THE EXERCISE: Give back all the data exactly, line by line.

DATA SHOWN:
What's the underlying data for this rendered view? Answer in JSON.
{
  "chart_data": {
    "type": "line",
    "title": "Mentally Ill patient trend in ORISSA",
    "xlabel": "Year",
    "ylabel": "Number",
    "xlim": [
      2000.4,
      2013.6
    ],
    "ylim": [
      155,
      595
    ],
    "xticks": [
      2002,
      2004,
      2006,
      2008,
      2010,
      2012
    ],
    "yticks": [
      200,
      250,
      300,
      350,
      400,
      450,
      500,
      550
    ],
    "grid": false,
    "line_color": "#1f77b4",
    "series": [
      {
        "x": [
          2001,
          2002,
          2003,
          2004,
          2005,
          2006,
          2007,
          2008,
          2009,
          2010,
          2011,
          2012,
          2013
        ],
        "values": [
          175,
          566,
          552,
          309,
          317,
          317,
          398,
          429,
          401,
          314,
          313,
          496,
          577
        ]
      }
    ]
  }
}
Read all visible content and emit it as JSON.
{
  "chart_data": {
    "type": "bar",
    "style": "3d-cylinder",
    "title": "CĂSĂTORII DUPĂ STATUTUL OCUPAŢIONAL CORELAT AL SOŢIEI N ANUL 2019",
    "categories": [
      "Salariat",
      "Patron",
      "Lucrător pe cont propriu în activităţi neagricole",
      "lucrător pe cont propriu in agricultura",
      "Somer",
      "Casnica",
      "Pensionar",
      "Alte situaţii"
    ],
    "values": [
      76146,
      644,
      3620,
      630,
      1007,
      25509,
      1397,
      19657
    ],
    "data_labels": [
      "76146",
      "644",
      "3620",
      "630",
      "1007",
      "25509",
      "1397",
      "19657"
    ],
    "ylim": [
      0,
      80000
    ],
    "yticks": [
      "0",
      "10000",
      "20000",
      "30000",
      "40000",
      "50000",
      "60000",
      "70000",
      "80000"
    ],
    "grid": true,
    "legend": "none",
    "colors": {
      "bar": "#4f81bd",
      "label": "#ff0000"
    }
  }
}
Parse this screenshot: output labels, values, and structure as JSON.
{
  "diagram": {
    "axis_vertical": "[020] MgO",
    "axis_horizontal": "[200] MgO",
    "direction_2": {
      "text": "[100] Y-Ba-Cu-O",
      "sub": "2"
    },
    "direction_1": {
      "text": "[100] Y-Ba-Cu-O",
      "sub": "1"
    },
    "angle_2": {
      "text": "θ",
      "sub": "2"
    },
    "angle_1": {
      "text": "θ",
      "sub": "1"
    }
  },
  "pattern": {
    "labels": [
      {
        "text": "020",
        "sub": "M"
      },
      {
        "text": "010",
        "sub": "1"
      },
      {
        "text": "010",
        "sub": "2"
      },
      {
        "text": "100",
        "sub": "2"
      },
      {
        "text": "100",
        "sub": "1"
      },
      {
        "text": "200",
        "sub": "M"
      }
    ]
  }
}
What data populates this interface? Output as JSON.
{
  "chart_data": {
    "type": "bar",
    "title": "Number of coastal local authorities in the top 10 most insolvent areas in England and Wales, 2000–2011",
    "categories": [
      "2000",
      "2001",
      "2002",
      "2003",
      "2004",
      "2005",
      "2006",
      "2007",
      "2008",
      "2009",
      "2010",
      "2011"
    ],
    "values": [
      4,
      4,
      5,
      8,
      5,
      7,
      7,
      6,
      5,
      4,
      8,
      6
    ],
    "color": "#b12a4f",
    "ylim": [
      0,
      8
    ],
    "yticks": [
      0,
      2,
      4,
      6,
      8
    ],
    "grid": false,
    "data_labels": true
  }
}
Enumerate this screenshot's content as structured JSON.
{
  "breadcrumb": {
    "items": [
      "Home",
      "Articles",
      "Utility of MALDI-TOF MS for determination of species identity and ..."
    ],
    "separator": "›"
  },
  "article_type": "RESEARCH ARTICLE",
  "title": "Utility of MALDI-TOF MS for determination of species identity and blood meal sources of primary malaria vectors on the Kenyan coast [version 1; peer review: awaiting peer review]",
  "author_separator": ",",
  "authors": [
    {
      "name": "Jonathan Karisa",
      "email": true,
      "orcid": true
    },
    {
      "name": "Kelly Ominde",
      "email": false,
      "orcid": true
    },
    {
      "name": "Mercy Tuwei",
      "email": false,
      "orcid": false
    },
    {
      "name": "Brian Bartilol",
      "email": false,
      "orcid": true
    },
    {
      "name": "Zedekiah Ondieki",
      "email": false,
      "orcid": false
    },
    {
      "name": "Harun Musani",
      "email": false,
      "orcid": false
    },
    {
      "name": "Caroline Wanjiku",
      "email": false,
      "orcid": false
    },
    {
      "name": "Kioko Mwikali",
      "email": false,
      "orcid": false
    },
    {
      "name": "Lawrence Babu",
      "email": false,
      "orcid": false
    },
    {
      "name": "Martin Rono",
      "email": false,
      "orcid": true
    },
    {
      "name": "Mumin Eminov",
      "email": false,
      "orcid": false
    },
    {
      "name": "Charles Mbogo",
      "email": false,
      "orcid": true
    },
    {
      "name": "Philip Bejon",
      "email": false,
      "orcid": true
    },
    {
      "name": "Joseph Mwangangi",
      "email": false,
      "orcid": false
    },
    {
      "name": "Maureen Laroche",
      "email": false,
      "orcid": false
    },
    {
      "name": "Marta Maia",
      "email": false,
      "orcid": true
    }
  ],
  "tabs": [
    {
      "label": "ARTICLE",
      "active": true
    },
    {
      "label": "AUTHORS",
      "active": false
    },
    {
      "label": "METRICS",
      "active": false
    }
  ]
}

REPLY TO THE TASK:
What's the underlying data for this rendered view? Answer in JSON.
{
  "chart_data": {
    "type": "line",
    "title": "Mentally Ill patient trend in ORISSA",
    "xlabel": "Year",
    "ylabel": "Number",
    "xlim": [
      2000.4,
      2013.6
    ],
    "ylim": [
      155,
      595
    ],
    "xticks": [
      2002,
      2004,
      2006,
      2008,
      2010,
      2012
    ],
    "yticks": [
      200,
      250,
      300,
      350,
      400,
      450,
      500,
      550
    ],
    "grid": false,
    "line_color": "#1f77b4",
    "series": [
      {
        "x": [
          2001,
          2002,
          2003,
          2004,
          2005,
          2006,
          2007,
          2008,
          2009,
          2010,
          2011,
          2012,
          2013
        ],
        "values": [
          175,
          566,
          552,
          309,
          317,
          317,
          398,
          429,
          401,
          314,
          313,
          496,
          577
        ]
      }
    ]
  }
}
Read all visible content and emit it as JSON.
{
  "chart_data": {
    "type": "bar",
    "style": "3d-cylinder",
    "title": "CĂSĂTORII DUPĂ STATUTUL OCUPAŢIONAL CORELAT AL SOŢIEI N ANUL 2019",
    "categories": [
      "Salariat",
      "Patron",
      "Lucrător pe cont propriu în activităţi neagricole",
      "lucrător pe cont propriu in agricultura",
      "Somer",
      "Casnica",
      "Pensionar",
      "Alte situaţii"
    ],
    "values": [
      76146,
      644,
      3620,
      630,
      1007,
      25509,
      1397,
      19657
    ],
    "data_labels": [
      "76146",
      "644",
      "3620",
      "630",
      "1007",
      "25509",
      "1397",
      "19657"
    ],
    "ylim": [
      0,
      80000
    ],
    "yticks": [
      "0",
      "10000",
      "20000",
      "30000",
      "40000",
      "50000",
      "60000",
      "70000",
      "80000"
    ],
    "grid": true,
    "legend": "none",
    "colors": {
      "bar": "#4f81bd",
      "label": "#ff0000"
    }
  }
}
Parse this screenshot: output labels, values, and structure as JSON.
{
  "diagram": {
    "axis_vertical": "[020] MgO",
    "axis_horizontal": "[200] MgO",
    "direction_2": {
      "text": "[100] Y-Ba-Cu-O",
      "sub": "2"
    },
    "direction_1": {
      "text": "[100] Y-Ba-Cu-O",
      "sub": "1"
    },
    "angle_2": {
      "text": "θ",
      "sub": "2"
    },
    "angle_1": {
      "text": "θ",
      "sub": "1"
    }
  },
  "pattern": {
    "labels": [
      {
        "text": "020",
        "sub": "M"
      },
      {
        "text": "010",
        "sub": "1"
      },
      {
        "text": "010",
        "sub": "2"
      },
      {
        "text": "100",
        "sub": "2"
      },
      {
        "text": "100",
        "sub": "1"
      },
      {
        "text": "200",
        "sub": "M"
      }
    ]
  }
}
What data populates this interface? Output as JSON.
{
  "chart_data": {
    "type": "bar",
    "title": "Number of coastal local authorities in the top 10 most insolvent areas in England and Wales, 2000–2011",
    "categories": [
      "2000",
      "2001",
      "2002",
      "2003",
      "2004",
      "2005",
      "2006",
      "2007",
      "2008",
      "2009",
      "2010",
      "2011"
    ],
    "values": [
      4,
      4,
      5,
      8,
      5,
      7,
      7,
      6,
      5,
      4,
      8,
      6
    ],
    "color": "#b12a4f",
    "ylim": [
      0,
      8
    ],
    "yticks": [
      0,
      2,
      4,
      6,
      8
    ],
    "grid": false,
    "data_labels": true
  }
}
Enumerate this screenshot's content as structured JSON.
{
  "breadcrumb": {
    "items": [
      "Home",
      "Articles",
      "Utility of MALDI-TOF MS for determination of species identity and ..."
    ],
    "separator": "›"
  },
  "article_type": "RESEARCH ARTICLE",
  "title": "Utility of MALDI-TOF MS for determination of species identity and blood meal sources of primary malaria vectors on the Kenyan coast [version 1; peer review: awaiting peer review]",
  "author_separator": ",",
  "authors": [
    {
      "name": "Jonathan Karisa",
      "email": true,
      "orcid": true
    },
    {
      "name": "Kelly Ominde",
      "email": false,
      "orcid": true
    },
    {
      "name": "Mercy Tuwei",
      "email": false,
      "orcid": false
    },
    {
      "name": "Brian Bartilol",
      "email": false,
      "orcid": true
    },
    {
      "name": "Zedekiah Ondieki",
      "email": false,
      "orcid": false
    },
    {
      "name": "Harun Musani",
      "email": false,
      "orcid": false
    },
    {
      "name": "Caroline Wanjiku",
      "email": false,
      "orcid": false
    },
    {
      "name": "Kioko Mwikali",
      "email": false,
      "orcid": false
    },
    {
      "name": "Lawrence Babu",
      "email": false,
      "orcid": false
    },
    {
      "name": "Martin Rono",
      "email": false,
      "orcid": true
    },
    {
      "name": "Mumin Eminov",
      "email": false,
      "orcid": false
    },
    {
      "name": "Charles Mbogo",
      "email": false,
      "orcid": true
    },
    {
      "name": "Philip Bejon",
      "email": false,
      "orcid": true
    },
    {
      "name": "Joseph Mwangangi",
      "email": false,
      "orcid": false
    },
    {
      "name": "Maureen Laroche",
      "email": false,
      "orcid": false
    },
    {
      "name": "Marta Maia",
      "email": false,
      "orcid": true
    }
  ],
  "tabs": [
    {
      "label": "ARTICLE",
      "active": true
    },
    {
      "label": "AUTHORS",
      "active": false
    },
    {
      "label": "METRICS",
      "active": false
    }
  ]
}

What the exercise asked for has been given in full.